• [Set task]
Drop every picture, then transcribe the remaining data exactly.

Records from a dataset:
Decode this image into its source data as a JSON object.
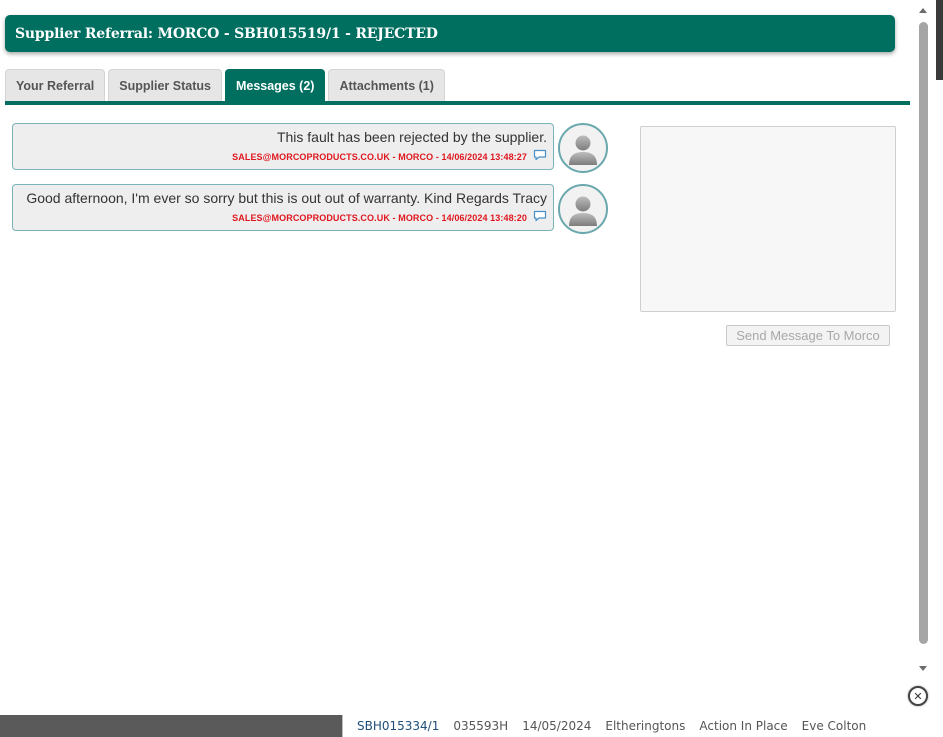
{
  "dialog": {
    "title": "Supplier Referral: MORCO - SBH015519/1 - REJECTED"
  },
  "tabs": [
    {
      "label": "Your Referral",
      "active": false
    },
    {
      "label": "Supplier Status",
      "active": false
    },
    {
      "label": "Messages (2)",
      "active": true
    },
    {
      "label": "Attachments (1)",
      "active": false
    }
  ],
  "messages": [
    {
      "text": "This fault has been rejected by the supplier.",
      "meta": "SALES@MORCOPRODUCTS.CO.UK - MORCO - 14/06/2024 13:48:27",
      "icon": "reply-speech-bubble-icon"
    },
    {
      "text": "Good afternoon, I'm ever so sorry but this is out out of warranty. Kind Regards Tracy",
      "meta": "SALES@MORCOPRODUCTS.CO.UK - MORCO - 14/06/2024 13:48:20",
      "icon": "reply-speech-bubble-icon"
    }
  ],
  "compose": {
    "value": "",
    "send_label": "Send Message To Morco"
  },
  "background_row": {
    "ref": "SBH015334/1",
    "code": "035593H",
    "date": "14/05/2024",
    "site": "Eltheringtons",
    "status": "Action In Place",
    "person": "Eve Colton"
  },
  "colors": {
    "brand": "#006f60",
    "meta_red": "#e0161e",
    "bubble_border": "#7ab3b8"
  },
  "icons": {
    "close": "close-icon",
    "avatar": "user-avatar-icon"
  }
}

• [Right answer]
Decode this image into its source data as a JSON object.
{
  "dialog": {
    "title": "Supplier Referral: MORCO - SBH015519/1 - REJECTED"
  },
  "tabs": [
    {
      "label": "Your Referral",
      "active": false
    },
    {
      "label": "Supplier Status",
      "active": false
    },
    {
      "label": "Messages (2)",
      "active": true
    },
    {
      "label": "Attachments (1)",
      "active": false
    }
  ],
  "messages": [
    {
      "text": "This fault has been rejected by the supplier.",
      "meta": "SALES@MORCOPRODUCTS.CO.UK - MORCO - 14/06/2024 13:48:27",
      "icon": "reply-speech-bubble-icon"
    },
    {
      "text": "Good afternoon, I'm ever so sorry but this is out out of warranty. Kind Regards Tracy",
      "meta": "SALES@MORCOPRODUCTS.CO.UK - MORCO - 14/06/2024 13:48:20",
      "icon": "reply-speech-bubble-icon"
    }
  ],
  "compose": {
    "value": "",
    "send_label": "Send Message To Morco"
  },
  "background_row": {
    "ref": "SBH015334/1",
    "code": "035593H",
    "date": "14/05/2024",
    "site": "Eltheringtons",
    "status": "Action In Place",
    "person": "Eve Colton"
  },
  "colors": {
    "brand": "#006f60",
    "meta_red": "#e0161e",
    "bubble_border": "#7ab3b8"
  },
  "icons": {
    "close": "close-icon",
    "avatar": "user-avatar-icon"
  }
}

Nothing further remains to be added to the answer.